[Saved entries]
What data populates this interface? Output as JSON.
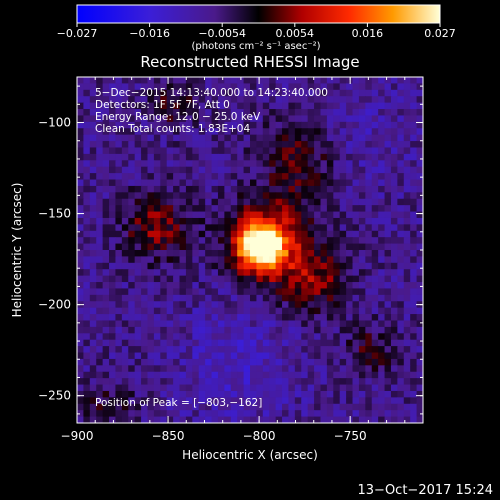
{
  "colorbar": {
    "tick_labels": [
      "−0.027",
      "−0.016",
      "−0.0054",
      "0.0054",
      "0.016",
      "0.027"
    ],
    "unit_label": "(photons cm⁻² s⁻¹ asec⁻²)",
    "min": -0.027,
    "max": 0.027
  },
  "plot": {
    "title": "Reconstructed RHESSI Image",
    "xlabel": "Heliocentric X (arcsec)",
    "ylabel": "Heliocentric Y (arcsec)",
    "xlim": [
      -900,
      -710
    ],
    "ylim": [
      -265,
      -75
    ],
    "x_ticks": [
      {
        "value": -900,
        "label": "−900"
      },
      {
        "value": -850,
        "label": "−850"
      },
      {
        "value": -800,
        "label": "−800"
      },
      {
        "value": -750,
        "label": "−750"
      }
    ],
    "y_ticks": [
      {
        "value": -100,
        "label": "−100"
      },
      {
        "value": -150,
        "label": "−150"
      },
      {
        "value": -200,
        "label": "−200"
      },
      {
        "value": -250,
        "label": "−250"
      }
    ],
    "info_lines": [
      "5−Dec−2015 14:13:40.000 to 14:23:40.000",
      "Detectors: 1F 5F 7F, Att 0",
      "Energy Range: 12.0 − 25.0 keV",
      "Clean     Total counts: 1.83E+04"
    ],
    "peak_label": "Position of Peak = [−803,−162]",
    "peak": {
      "x": -803,
      "y": -162
    }
  },
  "footer": {
    "timestamp": "13−Oct−2017 15:24"
  },
  "colors": {
    "background": "#000000",
    "text": "#ffffff"
  }
}
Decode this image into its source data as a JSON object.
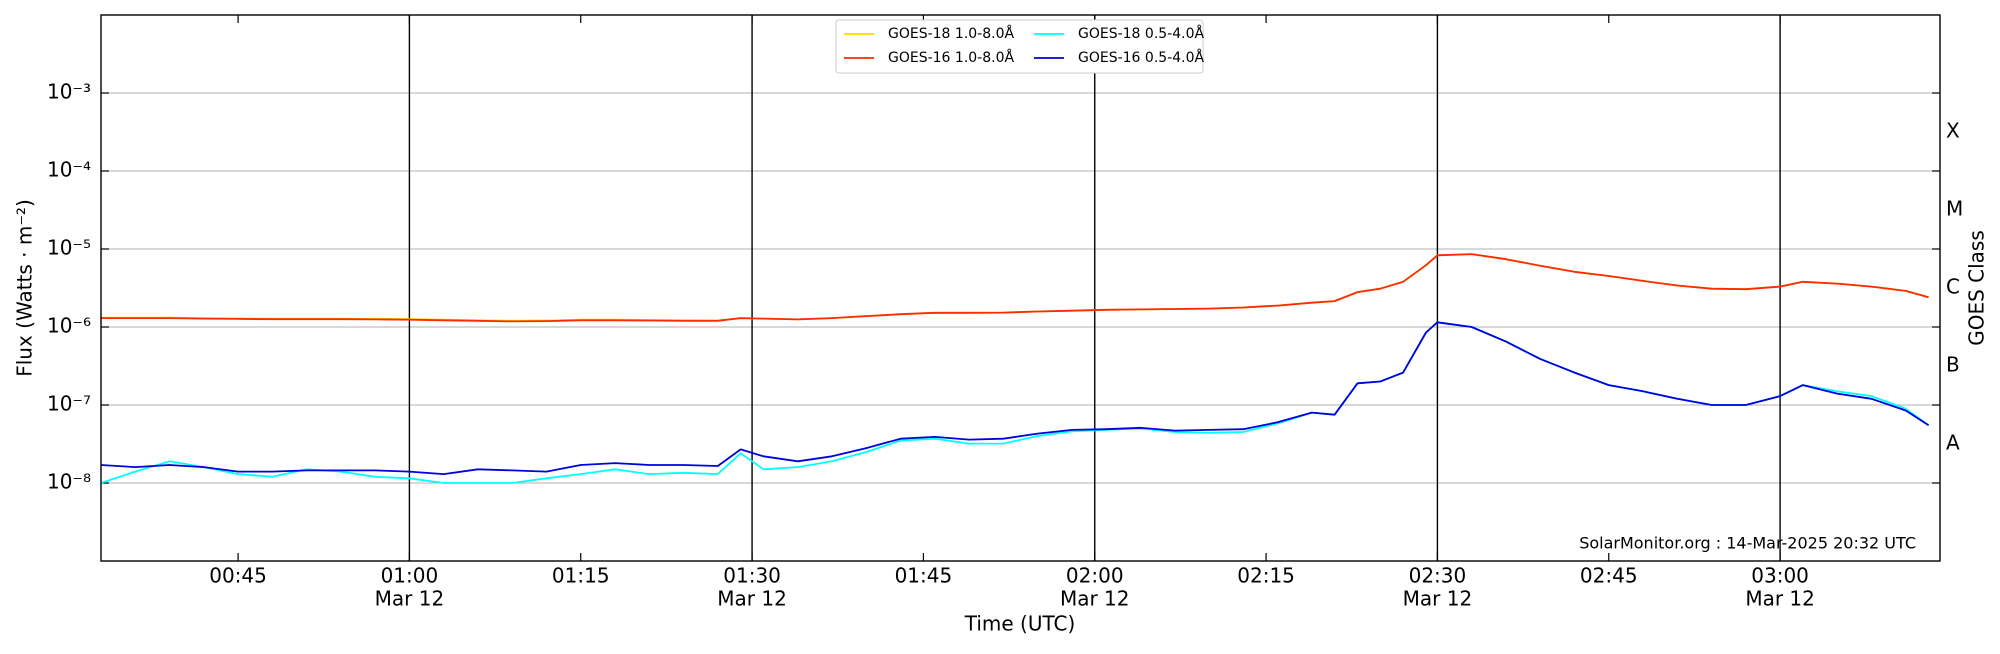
{
  "chart_data": {
    "type": "line",
    "xlabel": "Time (UTC)",
    "ylabel": "Flux (Watts · m⁻²)",
    "y2label": "GOES Class",
    "annotation": "SolarMonitor.org : 14-Mar-2025 20:32 UTC",
    "yscale": "log",
    "ylim": [
      1e-09,
      0.01
    ],
    "yticks": [
      {
        "value": 1e-08,
        "label": "10⁻⁸"
      },
      {
        "value": 1e-07,
        "label": "10⁻⁷"
      },
      {
        "value": 1e-06,
        "label": "10⁻⁶"
      },
      {
        "value": 1e-05,
        "label": "10⁻⁵"
      },
      {
        "value": 0.0001,
        "label": "10⁻⁴"
      },
      {
        "value": 0.001,
        "label": "10⁻³"
      }
    ],
    "y2lim": [
      1e-09,
      0.01
    ],
    "y2ticks": [
      {
        "value": 3.162e-08,
        "label": "A"
      },
      {
        "value": 3.162e-07,
        "label": "B"
      },
      {
        "value": 3.162e-06,
        "label": "C"
      },
      {
        "value": 3.162e-05,
        "label": "M"
      },
      {
        "value": 0.0003162,
        "label": "X"
      }
    ],
    "xlim": [
      "00:33",
      "03:14"
    ],
    "xticks": [
      {
        "value": "00:45",
        "label": [
          "00:45"
        ]
      },
      {
        "value": "01:00",
        "label": [
          "01:00",
          "Mar 12"
        ],
        "major": true
      },
      {
        "value": "01:15",
        "label": [
          "01:15"
        ]
      },
      {
        "value": "01:30",
        "label": [
          "01:30",
          "Mar 12"
        ],
        "major": true
      },
      {
        "value": "01:45",
        "label": [
          "01:45"
        ]
      },
      {
        "value": "02:00",
        "label": [
          "02:00",
          "Mar 12"
        ],
        "major": true
      },
      {
        "value": "02:15",
        "label": [
          "02:15"
        ]
      },
      {
        "value": "02:30",
        "label": [
          "02:30",
          "Mar 12"
        ],
        "major": true
      },
      {
        "value": "02:45",
        "label": [
          "02:45"
        ]
      },
      {
        "value": "03:00",
        "label": [
          "03:00",
          "Mar 12"
        ],
        "major": true
      }
    ],
    "grid": true,
    "legend": "upper center",
    "x": [
      "00:33",
      "00:36",
      "00:39",
      "00:42",
      "00:45",
      "00:48",
      "00:51",
      "00:54",
      "00:57",
      "01:00",
      "01:03",
      "01:06",
      "01:09",
      "01:12",
      "01:15",
      "01:18",
      "01:21",
      "01:24",
      "01:27",
      "01:29",
      "01:31",
      "01:34",
      "01:37",
      "01:40",
      "01:43",
      "01:46",
      "01:49",
      "01:52",
      "01:55",
      "01:58",
      "02:01",
      "02:04",
      "02:07",
      "02:10",
      "02:13",
      "02:16",
      "02:19",
      "02:21",
      "02:23",
      "02:25",
      "02:27",
      "02:29",
      "02:30",
      "02:33",
      "02:36",
      "02:39",
      "02:42",
      "02:45",
      "02:48",
      "02:51",
      "02:54",
      "02:57",
      "03:00",
      "03:02",
      "03:05",
      "03:08",
      "03:11",
      "03:13"
    ],
    "series": [
      {
        "name": "GOES-18 1.0-8.0Å",
        "color": "#ffd700",
        "values": [
          1.32e-06,
          1.32e-06,
          1.32e-06,
          1.3e-06,
          1.29e-06,
          1.28e-06,
          1.28e-06,
          1.28e-06,
          1.27e-06,
          1.26e-06,
          1.24e-06,
          1.22e-06,
          1.2e-06,
          1.21e-06,
          1.24e-06,
          1.24e-06,
          1.23e-06,
          1.22e-06,
          1.21e-06,
          1.3e-06,
          1.28e-06,
          1.25e-06,
          1.3e-06,
          1.38e-06,
          1.46e-06,
          1.52e-06,
          1.52e-06,
          1.53e-06,
          1.58e-06,
          1.62e-06,
          1.66e-06,
          1.68e-06,
          1.7e-06,
          1.72e-06,
          1.78e-06,
          1.88e-06,
          2.05e-06,
          2.15e-06,
          2.8e-06,
          3.1e-06,
          3.8e-06,
          6.2e-06,
          8.3e-06,
          8.6e-06,
          7.4e-06,
          6.1e-06,
          5.1e-06,
          4.5e-06,
          3.9e-06,
          3.4e-06,
          3.1e-06,
          3.05e-06,
          3.3e-06,
          3.8e-06,
          3.6e-06,
          3.3e-06,
          2.9e-06,
          2.4e-06
        ]
      },
      {
        "name": "GOES-16 1.0-8.0Å",
        "color": "#ff2a00",
        "values": [
          1.3e-06,
          1.3e-06,
          1.3e-06,
          1.28e-06,
          1.27e-06,
          1.26e-06,
          1.26e-06,
          1.26e-06,
          1.25e-06,
          1.24e-06,
          1.22e-06,
          1.2e-06,
          1.18e-06,
          1.19e-06,
          1.22e-06,
          1.22e-06,
          1.21e-06,
          1.2e-06,
          1.2e-06,
          1.3e-06,
          1.28e-06,
          1.25e-06,
          1.3e-06,
          1.38e-06,
          1.46e-06,
          1.52e-06,
          1.52e-06,
          1.53e-06,
          1.58e-06,
          1.62e-06,
          1.66e-06,
          1.68e-06,
          1.7e-06,
          1.72e-06,
          1.78e-06,
          1.88e-06,
          2.05e-06,
          2.15e-06,
          2.8e-06,
          3.1e-06,
          3.8e-06,
          6.2e-06,
          8.3e-06,
          8.6e-06,
          7.4e-06,
          6.1e-06,
          5.1e-06,
          4.5e-06,
          3.9e-06,
          3.4e-06,
          3.1e-06,
          3.05e-06,
          3.3e-06,
          3.8e-06,
          3.6e-06,
          3.3e-06,
          2.9e-06,
          2.4e-06
        ]
      },
      {
        "name": "GOES-18 0.5-4.0Å",
        "color": "#00ffff",
        "values": [
          1e-08,
          1.4e-08,
          1.9e-08,
          1.6e-08,
          1.3e-08,
          1.2e-08,
          1.5e-08,
          1.4e-08,
          1.2e-08,
          1.15e-08,
          1e-08,
          1e-08,
          1e-08,
          1.15e-08,
          1.3e-08,
          1.5e-08,
          1.3e-08,
          1.35e-08,
          1.3e-08,
          2.4e-08,
          1.5e-08,
          1.6e-08,
          1.9e-08,
          2.5e-08,
          3.5e-08,
          3.7e-08,
          3.2e-08,
          3.2e-08,
          4e-08,
          4.6e-08,
          4.8e-08,
          5e-08,
          4.5e-08,
          4.4e-08,
          4.5e-08,
          5.8e-08,
          8e-08,
          7.5e-08,
          1.9e-07,
          2e-07,
          2.6e-07,
          8.5e-07,
          1.15e-06,
          1e-06,
          6.5e-07,
          3.9e-07,
          2.6e-07,
          1.8e-07,
          1.5e-07,
          1.2e-07,
          1e-07,
          1e-07,
          1.3e-07,
          1.8e-07,
          1.5e-07,
          1.3e-07,
          9e-08,
          5.5e-08
        ]
      },
      {
        "name": "GOES-16 0.5-4.0Å",
        "color": "#0000e0",
        "values": [
          1.7e-08,
          1.6e-08,
          1.7e-08,
          1.6e-08,
          1.4e-08,
          1.4e-08,
          1.45e-08,
          1.45e-08,
          1.45e-08,
          1.4e-08,
          1.3e-08,
          1.5e-08,
          1.45e-08,
          1.4e-08,
          1.7e-08,
          1.8e-08,
          1.7e-08,
          1.7e-08,
          1.65e-08,
          2.7e-08,
          2.2e-08,
          1.9e-08,
          2.2e-08,
          2.8e-08,
          3.7e-08,
          3.9e-08,
          3.6e-08,
          3.7e-08,
          4.3e-08,
          4.8e-08,
          4.9e-08,
          5.1e-08,
          4.7e-08,
          4.8e-08,
          4.9e-08,
          6e-08,
          8e-08,
          7.5e-08,
          1.9e-07,
          2e-07,
          2.6e-07,
          8.5e-07,
          1.15e-06,
          1e-06,
          6.5e-07,
          3.9e-07,
          2.6e-07,
          1.8e-07,
          1.5e-07,
          1.2e-07,
          1e-07,
          1e-07,
          1.3e-07,
          1.8e-07,
          1.4e-07,
          1.2e-07,
          8.5e-08,
          5.5e-08
        ]
      }
    ]
  }
}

# WHAT THE TASK REQUIRES:
Look through the listing and extract every line with "this" in it.

# EXPECTED ANSWER:
What data populates this interface? Output as JSON.
Decode this image into its source data as a JSON object.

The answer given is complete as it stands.